• Work to complete
Only the pictures are omitted; repeat all other data exactly.

• The input
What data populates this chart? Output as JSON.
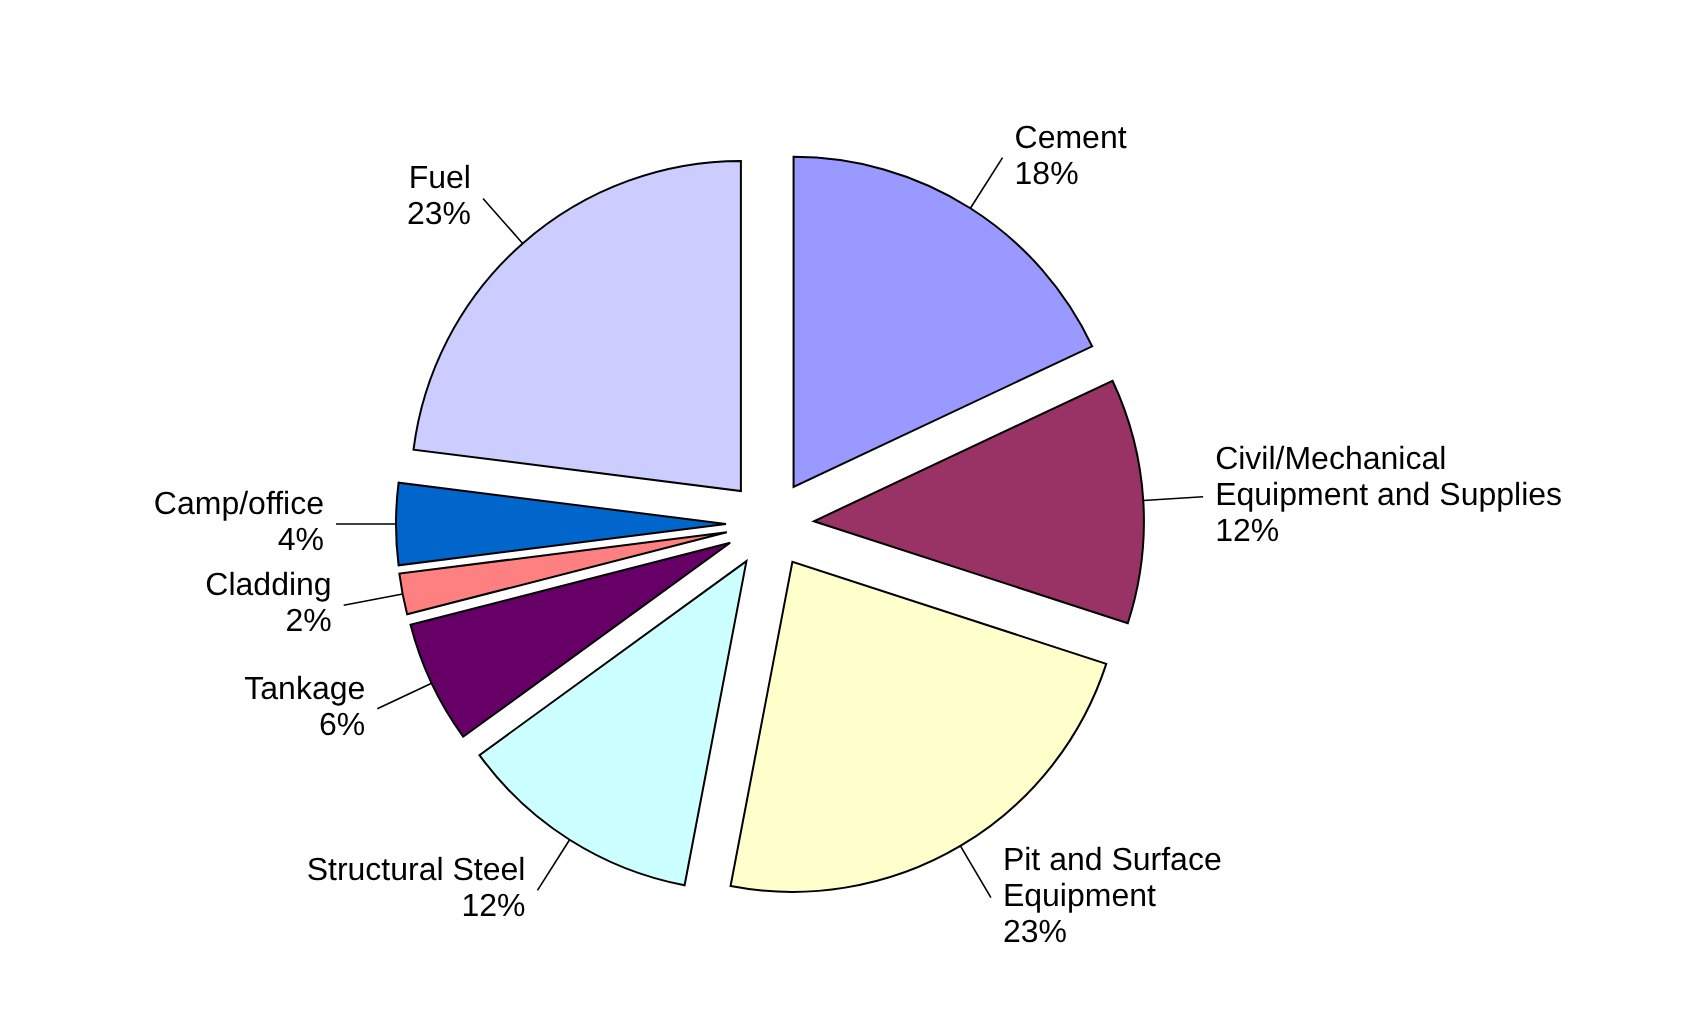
{
  "chart_data": {
    "type": "pie",
    "categories": [
      "Cement",
      "Civil/Mechanical Equipment and Supplies",
      "Pit and Surface Equipment",
      "Structural Steel",
      "Tankage",
      "Cladding",
      "Camp/office",
      "Fuel"
    ],
    "values": [
      18,
      12,
      23,
      12,
      6,
      2,
      4,
      23
    ],
    "value_labels": [
      "18%",
      "12%",
      "23%",
      "12%",
      "6%",
      "2%",
      "4%",
      "23%"
    ],
    "colors": [
      "#9999ff",
      "#993366",
      "#ffffcc",
      "#ccffff",
      "#660066",
      "#ff8080",
      "#0066cc",
      "#ccccff"
    ]
  }
}
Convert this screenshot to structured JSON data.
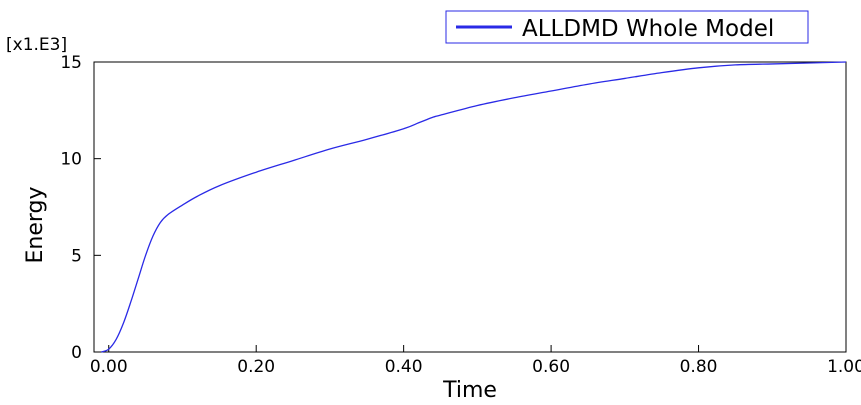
{
  "chart_data": {
    "type": "line",
    "xlabel": "Time",
    "ylabel": "Energy",
    "y_scale_label": "[x1.E3]",
    "xlim": [
      -0.02,
      1.0
    ],
    "ylim": [
      0,
      15
    ],
    "x_ticks": [
      0.0,
      0.2,
      0.4,
      0.6,
      0.8,
      1.0
    ],
    "x_tick_labels": [
      "0.00",
      "0.20",
      "0.40",
      "0.60",
      "0.80",
      "1.00"
    ],
    "y_ticks": [
      0,
      5,
      10,
      15
    ],
    "y_tick_labels": [
      "0",
      "5",
      "10",
      "15"
    ],
    "grid": false,
    "legend_position": "top-right",
    "series": [
      {
        "name": "ALLDMD Whole Model",
        "color": "#2a2ae6",
        "x": [
          -0.01,
          0.0,
          0.01,
          0.02,
          0.03,
          0.04,
          0.05,
          0.06,
          0.07,
          0.08,
          0.1,
          0.12,
          0.15,
          0.2,
          0.25,
          0.3,
          0.35,
          0.4,
          0.42,
          0.43,
          0.44,
          0.45,
          0.5,
          0.55,
          0.6,
          0.65,
          0.7,
          0.75,
          0.8,
          0.85,
          0.9,
          0.95,
          1.0
        ],
        "values": [
          0.0,
          0.15,
          0.65,
          1.5,
          2.6,
          3.8,
          5.0,
          6.0,
          6.7,
          7.1,
          7.6,
          8.05,
          8.6,
          9.3,
          9.9,
          10.5,
          11.0,
          11.55,
          11.85,
          12.0,
          12.15,
          12.25,
          12.75,
          13.15,
          13.5,
          13.85,
          14.15,
          14.45,
          14.7,
          14.85,
          14.9,
          14.95,
          15.0
        ]
      }
    ]
  }
}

• Finished task
What data populates this chart? Output as JSON.
{
  "chart_data": {
    "type": "pie",
    "categories": [
      "Cement",
      "Civil/Mechanical Equipment and Supplies",
      "Pit and Surface Equipment",
      "Structural Steel",
      "Tankage",
      "Cladding",
      "Camp/office",
      "Fuel"
    ],
    "values": [
      18,
      12,
      23,
      12,
      6,
      2,
      4,
      23
    ],
    "value_labels": [
      "18%",
      "12%",
      "23%",
      "12%",
      "6%",
      "2%",
      "4%",
      "23%"
    ],
    "colors": [
      "#9999ff",
      "#993366",
      "#ffffcc",
      "#ccffff",
      "#660066",
      "#ff8080",
      "#0066cc",
      "#ccccff"
    ]
  }
}
Convert this screenshot to structured JSON data.
{
  "chart_data": {
    "type": "line",
    "xlabel": "Time",
    "ylabel": "Energy",
    "y_scale_label": "[x1.E3]",
    "xlim": [
      -0.02,
      1.0
    ],
    "ylim": [
      0,
      15
    ],
    "x_ticks": [
      0.0,
      0.2,
      0.4,
      0.6,
      0.8,
      1.0
    ],
    "x_tick_labels": [
      "0.00",
      "0.20",
      "0.40",
      "0.60",
      "0.80",
      "1.00"
    ],
    "y_ticks": [
      0,
      5,
      10,
      15
    ],
    "y_tick_labels": [
      "0",
      "5",
      "10",
      "15"
    ],
    "grid": false,
    "legend_position": "top-right",
    "series": [
      {
        "name": "ALLDMD Whole Model",
        "color": "#2a2ae6",
        "x": [
          -0.01,
          0.0,
          0.01,
          0.02,
          0.03,
          0.04,
          0.05,
          0.06,
          0.07,
          0.08,
          0.1,
          0.12,
          0.15,
          0.2,
          0.25,
          0.3,
          0.35,
          0.4,
          0.42,
          0.43,
          0.44,
          0.45,
          0.5,
          0.55,
          0.6,
          0.65,
          0.7,
          0.75,
          0.8,
          0.85,
          0.9,
          0.95,
          1.0
        ],
        "values": [
          0.0,
          0.15,
          0.65,
          1.5,
          2.6,
          3.8,
          5.0,
          6.0,
          6.7,
          7.1,
          7.6,
          8.05,
          8.6,
          9.3,
          9.9,
          10.5,
          11.0,
          11.55,
          11.85,
          12.0,
          12.15,
          12.25,
          12.75,
          13.15,
          13.5,
          13.85,
          14.15,
          14.45,
          14.7,
          14.85,
          14.9,
          14.95,
          15.0
        ]
      }
    ]
  }
}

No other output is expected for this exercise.